»»

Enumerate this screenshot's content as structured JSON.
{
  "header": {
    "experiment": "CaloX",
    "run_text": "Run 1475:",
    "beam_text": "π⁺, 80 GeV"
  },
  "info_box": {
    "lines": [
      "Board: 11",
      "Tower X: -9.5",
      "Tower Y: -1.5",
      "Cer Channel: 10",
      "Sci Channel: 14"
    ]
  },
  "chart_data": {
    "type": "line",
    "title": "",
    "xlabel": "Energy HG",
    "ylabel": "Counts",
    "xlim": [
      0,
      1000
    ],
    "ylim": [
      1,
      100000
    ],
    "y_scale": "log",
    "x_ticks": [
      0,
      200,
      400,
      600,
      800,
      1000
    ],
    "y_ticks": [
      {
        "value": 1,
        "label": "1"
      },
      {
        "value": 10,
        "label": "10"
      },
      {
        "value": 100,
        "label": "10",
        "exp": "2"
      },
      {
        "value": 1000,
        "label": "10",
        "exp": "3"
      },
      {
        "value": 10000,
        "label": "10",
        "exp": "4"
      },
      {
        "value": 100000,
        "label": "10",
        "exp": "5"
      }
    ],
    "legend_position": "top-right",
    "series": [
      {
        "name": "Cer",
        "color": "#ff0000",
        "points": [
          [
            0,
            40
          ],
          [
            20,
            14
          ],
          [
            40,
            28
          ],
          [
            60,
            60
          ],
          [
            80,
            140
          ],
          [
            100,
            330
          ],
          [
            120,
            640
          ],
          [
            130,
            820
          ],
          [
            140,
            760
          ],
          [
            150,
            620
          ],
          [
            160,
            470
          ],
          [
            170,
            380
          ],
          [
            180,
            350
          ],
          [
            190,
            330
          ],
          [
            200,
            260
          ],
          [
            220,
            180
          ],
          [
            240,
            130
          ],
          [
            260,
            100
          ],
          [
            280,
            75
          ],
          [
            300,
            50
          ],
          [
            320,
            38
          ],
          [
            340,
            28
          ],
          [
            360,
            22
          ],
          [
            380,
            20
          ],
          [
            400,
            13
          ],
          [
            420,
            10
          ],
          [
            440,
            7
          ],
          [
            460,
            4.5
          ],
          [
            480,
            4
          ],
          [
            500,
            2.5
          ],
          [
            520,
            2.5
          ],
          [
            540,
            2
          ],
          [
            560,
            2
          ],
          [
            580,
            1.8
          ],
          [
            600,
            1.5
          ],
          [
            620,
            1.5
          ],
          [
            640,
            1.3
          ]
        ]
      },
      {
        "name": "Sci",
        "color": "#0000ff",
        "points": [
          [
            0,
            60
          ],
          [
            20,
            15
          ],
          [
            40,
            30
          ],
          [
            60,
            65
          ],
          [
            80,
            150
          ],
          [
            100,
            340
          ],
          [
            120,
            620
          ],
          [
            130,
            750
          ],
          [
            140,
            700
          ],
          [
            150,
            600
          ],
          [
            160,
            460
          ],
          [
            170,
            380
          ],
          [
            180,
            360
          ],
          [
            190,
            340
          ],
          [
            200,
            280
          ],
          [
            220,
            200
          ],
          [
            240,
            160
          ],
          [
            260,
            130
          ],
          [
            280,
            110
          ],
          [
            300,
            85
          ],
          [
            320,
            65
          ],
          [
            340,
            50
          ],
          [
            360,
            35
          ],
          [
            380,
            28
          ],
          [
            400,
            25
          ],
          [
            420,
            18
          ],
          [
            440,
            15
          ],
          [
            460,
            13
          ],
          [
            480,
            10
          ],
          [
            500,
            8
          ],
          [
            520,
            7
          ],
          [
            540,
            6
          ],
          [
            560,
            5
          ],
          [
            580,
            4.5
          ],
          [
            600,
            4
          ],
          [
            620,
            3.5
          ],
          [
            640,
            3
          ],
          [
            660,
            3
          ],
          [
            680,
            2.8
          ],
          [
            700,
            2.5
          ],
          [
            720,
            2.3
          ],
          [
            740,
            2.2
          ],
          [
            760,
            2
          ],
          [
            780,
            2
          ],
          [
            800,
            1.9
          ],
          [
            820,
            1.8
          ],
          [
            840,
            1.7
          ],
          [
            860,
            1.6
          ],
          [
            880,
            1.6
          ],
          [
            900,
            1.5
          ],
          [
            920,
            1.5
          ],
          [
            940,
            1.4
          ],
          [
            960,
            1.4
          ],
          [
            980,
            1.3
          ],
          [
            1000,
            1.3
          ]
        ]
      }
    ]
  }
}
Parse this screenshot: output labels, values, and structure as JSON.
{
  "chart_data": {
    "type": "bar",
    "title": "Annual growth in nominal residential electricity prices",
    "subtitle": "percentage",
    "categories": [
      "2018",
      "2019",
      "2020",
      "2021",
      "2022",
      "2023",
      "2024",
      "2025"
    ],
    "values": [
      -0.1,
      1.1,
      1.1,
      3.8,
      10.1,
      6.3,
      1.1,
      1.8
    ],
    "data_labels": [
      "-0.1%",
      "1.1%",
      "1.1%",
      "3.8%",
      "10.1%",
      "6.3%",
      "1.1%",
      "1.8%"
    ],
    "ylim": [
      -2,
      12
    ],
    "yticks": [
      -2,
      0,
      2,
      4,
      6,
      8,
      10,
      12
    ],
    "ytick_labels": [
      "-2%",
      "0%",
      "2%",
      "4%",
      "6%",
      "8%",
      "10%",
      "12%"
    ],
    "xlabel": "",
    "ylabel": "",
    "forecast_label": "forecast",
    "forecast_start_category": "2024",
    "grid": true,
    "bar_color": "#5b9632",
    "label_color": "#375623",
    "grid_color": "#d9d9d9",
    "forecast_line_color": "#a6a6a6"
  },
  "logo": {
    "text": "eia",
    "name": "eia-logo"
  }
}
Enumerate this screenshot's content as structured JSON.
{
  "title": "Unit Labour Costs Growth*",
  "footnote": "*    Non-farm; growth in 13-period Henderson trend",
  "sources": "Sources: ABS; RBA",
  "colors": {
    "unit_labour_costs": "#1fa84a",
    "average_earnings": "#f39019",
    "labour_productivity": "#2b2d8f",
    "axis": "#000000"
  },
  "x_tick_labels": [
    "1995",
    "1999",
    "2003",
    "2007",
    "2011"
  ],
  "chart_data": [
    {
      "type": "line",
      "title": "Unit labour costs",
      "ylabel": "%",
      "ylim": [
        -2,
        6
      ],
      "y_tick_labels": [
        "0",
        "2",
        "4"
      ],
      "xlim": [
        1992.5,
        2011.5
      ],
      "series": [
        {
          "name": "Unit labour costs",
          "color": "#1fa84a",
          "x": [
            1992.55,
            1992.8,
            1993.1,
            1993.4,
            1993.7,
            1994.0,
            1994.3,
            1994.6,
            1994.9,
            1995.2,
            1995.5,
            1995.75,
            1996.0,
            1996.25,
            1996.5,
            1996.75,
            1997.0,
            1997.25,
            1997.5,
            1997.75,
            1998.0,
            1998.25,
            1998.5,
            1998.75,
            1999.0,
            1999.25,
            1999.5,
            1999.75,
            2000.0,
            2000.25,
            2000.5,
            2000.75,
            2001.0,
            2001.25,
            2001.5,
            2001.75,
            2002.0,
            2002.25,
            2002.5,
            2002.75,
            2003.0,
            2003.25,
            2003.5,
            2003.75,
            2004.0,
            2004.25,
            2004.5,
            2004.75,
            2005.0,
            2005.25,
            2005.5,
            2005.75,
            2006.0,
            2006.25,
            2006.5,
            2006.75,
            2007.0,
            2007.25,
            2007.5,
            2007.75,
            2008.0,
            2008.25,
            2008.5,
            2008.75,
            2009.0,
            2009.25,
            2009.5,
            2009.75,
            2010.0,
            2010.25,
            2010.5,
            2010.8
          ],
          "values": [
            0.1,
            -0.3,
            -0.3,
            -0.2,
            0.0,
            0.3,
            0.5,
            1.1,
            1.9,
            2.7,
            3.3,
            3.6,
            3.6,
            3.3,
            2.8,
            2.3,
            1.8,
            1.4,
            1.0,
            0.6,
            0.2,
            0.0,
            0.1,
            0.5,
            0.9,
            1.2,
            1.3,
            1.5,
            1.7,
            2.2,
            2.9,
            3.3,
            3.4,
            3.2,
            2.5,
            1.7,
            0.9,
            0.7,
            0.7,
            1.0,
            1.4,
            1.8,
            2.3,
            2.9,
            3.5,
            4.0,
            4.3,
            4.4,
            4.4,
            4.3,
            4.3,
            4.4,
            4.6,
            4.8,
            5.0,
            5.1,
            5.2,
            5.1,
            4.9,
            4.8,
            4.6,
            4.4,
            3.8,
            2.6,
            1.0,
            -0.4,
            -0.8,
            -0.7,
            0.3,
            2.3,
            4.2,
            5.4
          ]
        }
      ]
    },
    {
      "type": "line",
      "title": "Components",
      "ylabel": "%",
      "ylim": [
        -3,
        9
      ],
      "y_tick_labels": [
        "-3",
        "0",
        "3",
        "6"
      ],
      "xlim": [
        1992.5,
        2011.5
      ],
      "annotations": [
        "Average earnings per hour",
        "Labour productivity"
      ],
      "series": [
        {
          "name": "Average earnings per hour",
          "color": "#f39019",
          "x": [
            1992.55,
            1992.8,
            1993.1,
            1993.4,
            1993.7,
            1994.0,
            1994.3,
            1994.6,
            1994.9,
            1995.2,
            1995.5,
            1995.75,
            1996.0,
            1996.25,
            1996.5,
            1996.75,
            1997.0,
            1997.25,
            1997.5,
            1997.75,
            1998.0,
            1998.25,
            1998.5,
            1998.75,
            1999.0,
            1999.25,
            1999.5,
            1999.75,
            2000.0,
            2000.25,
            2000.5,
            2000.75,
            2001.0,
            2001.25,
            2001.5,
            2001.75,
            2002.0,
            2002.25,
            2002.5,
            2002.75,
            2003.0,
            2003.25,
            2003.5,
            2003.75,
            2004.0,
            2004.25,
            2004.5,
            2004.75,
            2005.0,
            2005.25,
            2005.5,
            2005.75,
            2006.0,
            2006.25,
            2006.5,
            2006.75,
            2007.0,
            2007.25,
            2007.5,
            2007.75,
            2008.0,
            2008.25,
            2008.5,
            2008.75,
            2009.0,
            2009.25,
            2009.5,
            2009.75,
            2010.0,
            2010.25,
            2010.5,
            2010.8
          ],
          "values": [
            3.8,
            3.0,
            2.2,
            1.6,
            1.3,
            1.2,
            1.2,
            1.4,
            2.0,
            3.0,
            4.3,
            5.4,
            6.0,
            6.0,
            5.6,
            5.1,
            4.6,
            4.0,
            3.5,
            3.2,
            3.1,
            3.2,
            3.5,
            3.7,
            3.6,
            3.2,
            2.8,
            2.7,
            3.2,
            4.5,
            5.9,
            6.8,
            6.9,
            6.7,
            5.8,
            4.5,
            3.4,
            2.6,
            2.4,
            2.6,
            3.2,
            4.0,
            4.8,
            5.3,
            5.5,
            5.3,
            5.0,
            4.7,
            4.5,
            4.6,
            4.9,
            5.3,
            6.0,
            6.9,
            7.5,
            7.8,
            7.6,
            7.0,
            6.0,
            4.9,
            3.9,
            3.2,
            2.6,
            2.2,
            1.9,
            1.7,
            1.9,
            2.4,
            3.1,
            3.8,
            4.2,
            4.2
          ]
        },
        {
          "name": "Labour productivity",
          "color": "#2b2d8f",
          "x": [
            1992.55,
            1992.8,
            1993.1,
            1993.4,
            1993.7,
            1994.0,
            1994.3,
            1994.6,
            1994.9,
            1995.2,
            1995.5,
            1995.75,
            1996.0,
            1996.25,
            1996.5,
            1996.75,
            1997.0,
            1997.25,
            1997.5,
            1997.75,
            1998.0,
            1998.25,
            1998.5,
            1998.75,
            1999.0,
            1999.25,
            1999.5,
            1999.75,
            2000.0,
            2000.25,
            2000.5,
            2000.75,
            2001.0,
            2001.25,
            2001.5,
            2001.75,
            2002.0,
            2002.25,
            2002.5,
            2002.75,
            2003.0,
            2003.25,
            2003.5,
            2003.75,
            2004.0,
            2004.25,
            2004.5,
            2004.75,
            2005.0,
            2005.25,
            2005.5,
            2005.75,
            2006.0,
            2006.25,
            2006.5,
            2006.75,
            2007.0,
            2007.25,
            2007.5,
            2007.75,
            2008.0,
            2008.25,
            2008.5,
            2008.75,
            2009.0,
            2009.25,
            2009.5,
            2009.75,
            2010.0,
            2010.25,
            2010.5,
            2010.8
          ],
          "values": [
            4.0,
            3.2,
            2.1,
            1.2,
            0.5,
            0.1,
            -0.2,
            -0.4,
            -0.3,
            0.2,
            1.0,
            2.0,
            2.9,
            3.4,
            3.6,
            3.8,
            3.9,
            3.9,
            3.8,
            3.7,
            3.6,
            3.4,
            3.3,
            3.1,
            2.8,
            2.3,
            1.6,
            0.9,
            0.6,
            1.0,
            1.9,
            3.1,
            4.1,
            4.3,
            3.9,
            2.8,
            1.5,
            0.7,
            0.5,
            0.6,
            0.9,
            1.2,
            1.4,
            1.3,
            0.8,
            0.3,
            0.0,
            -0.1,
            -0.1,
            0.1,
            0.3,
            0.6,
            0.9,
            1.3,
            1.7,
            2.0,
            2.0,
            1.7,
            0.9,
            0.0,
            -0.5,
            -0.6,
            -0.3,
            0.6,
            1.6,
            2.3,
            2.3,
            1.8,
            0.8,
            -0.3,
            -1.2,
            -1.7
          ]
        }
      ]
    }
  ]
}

««

Report how many lines of the records above contain the word "name", and give only that number.

6